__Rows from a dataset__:
start

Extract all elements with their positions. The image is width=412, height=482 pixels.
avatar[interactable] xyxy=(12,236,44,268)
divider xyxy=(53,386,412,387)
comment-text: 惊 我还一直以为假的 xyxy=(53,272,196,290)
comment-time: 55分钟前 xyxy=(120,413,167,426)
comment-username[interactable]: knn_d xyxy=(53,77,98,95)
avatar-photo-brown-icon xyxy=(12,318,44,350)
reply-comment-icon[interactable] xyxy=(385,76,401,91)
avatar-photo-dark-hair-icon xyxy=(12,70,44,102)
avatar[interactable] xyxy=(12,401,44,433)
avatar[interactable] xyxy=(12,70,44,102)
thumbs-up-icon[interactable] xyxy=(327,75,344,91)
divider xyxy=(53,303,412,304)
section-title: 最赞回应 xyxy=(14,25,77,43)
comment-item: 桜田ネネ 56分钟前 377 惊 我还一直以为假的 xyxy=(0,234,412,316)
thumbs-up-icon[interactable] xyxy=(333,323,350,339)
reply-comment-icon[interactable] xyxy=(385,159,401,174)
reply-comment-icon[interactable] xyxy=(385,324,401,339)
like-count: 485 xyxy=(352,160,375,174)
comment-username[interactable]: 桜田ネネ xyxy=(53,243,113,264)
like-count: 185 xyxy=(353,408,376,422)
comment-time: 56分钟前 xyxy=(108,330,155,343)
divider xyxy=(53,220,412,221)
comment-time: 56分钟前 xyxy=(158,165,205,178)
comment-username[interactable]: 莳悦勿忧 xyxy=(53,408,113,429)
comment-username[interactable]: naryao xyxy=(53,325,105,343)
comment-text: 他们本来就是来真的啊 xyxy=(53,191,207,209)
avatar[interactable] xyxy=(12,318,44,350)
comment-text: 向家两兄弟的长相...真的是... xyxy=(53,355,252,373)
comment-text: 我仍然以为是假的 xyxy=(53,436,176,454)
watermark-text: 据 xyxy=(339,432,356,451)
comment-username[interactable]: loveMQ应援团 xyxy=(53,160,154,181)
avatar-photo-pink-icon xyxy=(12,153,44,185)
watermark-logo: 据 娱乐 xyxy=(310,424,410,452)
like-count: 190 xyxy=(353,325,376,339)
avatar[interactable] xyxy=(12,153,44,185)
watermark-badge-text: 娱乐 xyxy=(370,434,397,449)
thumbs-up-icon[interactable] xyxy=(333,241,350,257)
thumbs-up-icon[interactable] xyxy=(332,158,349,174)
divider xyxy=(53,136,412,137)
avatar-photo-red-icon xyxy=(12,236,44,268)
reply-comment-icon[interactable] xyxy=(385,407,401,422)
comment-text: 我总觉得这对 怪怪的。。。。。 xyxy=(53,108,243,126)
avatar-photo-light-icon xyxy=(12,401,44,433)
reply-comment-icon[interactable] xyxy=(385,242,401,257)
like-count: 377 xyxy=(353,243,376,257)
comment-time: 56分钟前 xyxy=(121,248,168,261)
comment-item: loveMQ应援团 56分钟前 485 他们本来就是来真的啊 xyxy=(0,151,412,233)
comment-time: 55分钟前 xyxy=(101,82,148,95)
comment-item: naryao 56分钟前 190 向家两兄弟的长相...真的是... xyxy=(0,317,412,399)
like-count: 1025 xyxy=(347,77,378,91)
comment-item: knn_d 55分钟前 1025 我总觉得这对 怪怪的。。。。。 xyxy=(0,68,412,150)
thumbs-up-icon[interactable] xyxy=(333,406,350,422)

end

__Work required__: Can you print every one of the records above again, line for line and with no changes at all?

__Right answer__:
Extract all elements with their positions. The image is width=412, height=482 pixels.
avatar[interactable] xyxy=(12,236,44,268)
divider xyxy=(53,386,412,387)
comment-text: 惊 我还一直以为假的 xyxy=(53,272,196,290)
comment-time: 55分钟前 xyxy=(120,413,167,426)
comment-username[interactable]: knn_d xyxy=(53,77,98,95)
avatar-photo-brown-icon xyxy=(12,318,44,350)
reply-comment-icon[interactable] xyxy=(385,76,401,91)
avatar-photo-dark-hair-icon xyxy=(12,70,44,102)
avatar[interactable] xyxy=(12,401,44,433)
avatar[interactable] xyxy=(12,70,44,102)
thumbs-up-icon[interactable] xyxy=(327,75,344,91)
divider xyxy=(53,303,412,304)
section-title: 最赞回应 xyxy=(14,25,77,43)
comment-item: 桜田ネネ 56分钟前 377 惊 我还一直以为假的 xyxy=(0,234,412,316)
thumbs-up-icon[interactable] xyxy=(333,323,350,339)
reply-comment-icon[interactable] xyxy=(385,159,401,174)
reply-comment-icon[interactable] xyxy=(385,324,401,339)
like-count: 485 xyxy=(352,160,375,174)
comment-username[interactable]: 桜田ネネ xyxy=(53,243,113,264)
like-count: 185 xyxy=(353,408,376,422)
comment-time: 56分钟前 xyxy=(108,330,155,343)
divider xyxy=(53,220,412,221)
comment-time: 56分钟前 xyxy=(158,165,205,178)
comment-username[interactable]: 莳悦勿忧 xyxy=(53,408,113,429)
comment-username[interactable]: naryao xyxy=(53,325,105,343)
comment-text: 他们本来就是来真的啊 xyxy=(53,191,207,209)
avatar[interactable] xyxy=(12,318,44,350)
comment-text: 向家两兄弟的长相...真的是... xyxy=(53,355,252,373)
comment-text: 我仍然以为是假的 xyxy=(53,436,176,454)
watermark-text: 据 xyxy=(339,432,356,451)
comment-username[interactable]: loveMQ应援团 xyxy=(53,160,154,181)
avatar-photo-pink-icon xyxy=(12,153,44,185)
watermark-logo: 据 娱乐 xyxy=(310,424,410,452)
like-count: 190 xyxy=(353,325,376,339)
avatar[interactable] xyxy=(12,153,44,185)
watermark-badge-text: 娱乐 xyxy=(370,434,397,449)
thumbs-up-icon[interactable] xyxy=(333,241,350,257)
thumbs-up-icon[interactable] xyxy=(332,158,349,174)
divider xyxy=(53,136,412,137)
avatar-photo-red-icon xyxy=(12,236,44,268)
reply-comment-icon[interactable] xyxy=(385,407,401,422)
comment-text: 我总觉得这对 怪怪的。。。。。 xyxy=(53,108,243,126)
avatar-photo-light-icon xyxy=(12,401,44,433)
reply-comment-icon[interactable] xyxy=(385,242,401,257)
like-count: 377 xyxy=(353,243,376,257)
comment-time: 56分钟前 xyxy=(121,248,168,261)
comment-item: loveMQ应援团 56分钟前 485 他们本来就是来真的啊 xyxy=(0,151,412,233)
comment-time: 55分钟前 xyxy=(101,82,148,95)
comment-item: naryao 56分钟前 190 向家两兄弟的长相...真的是... xyxy=(0,317,412,399)
like-count: 1025 xyxy=(347,77,378,91)
comment-item: knn_d 55分钟前 1025 我总觉得这对 怪怪的。。。。。 xyxy=(0,68,412,150)
thumbs-up-icon[interactable] xyxy=(333,406,350,422)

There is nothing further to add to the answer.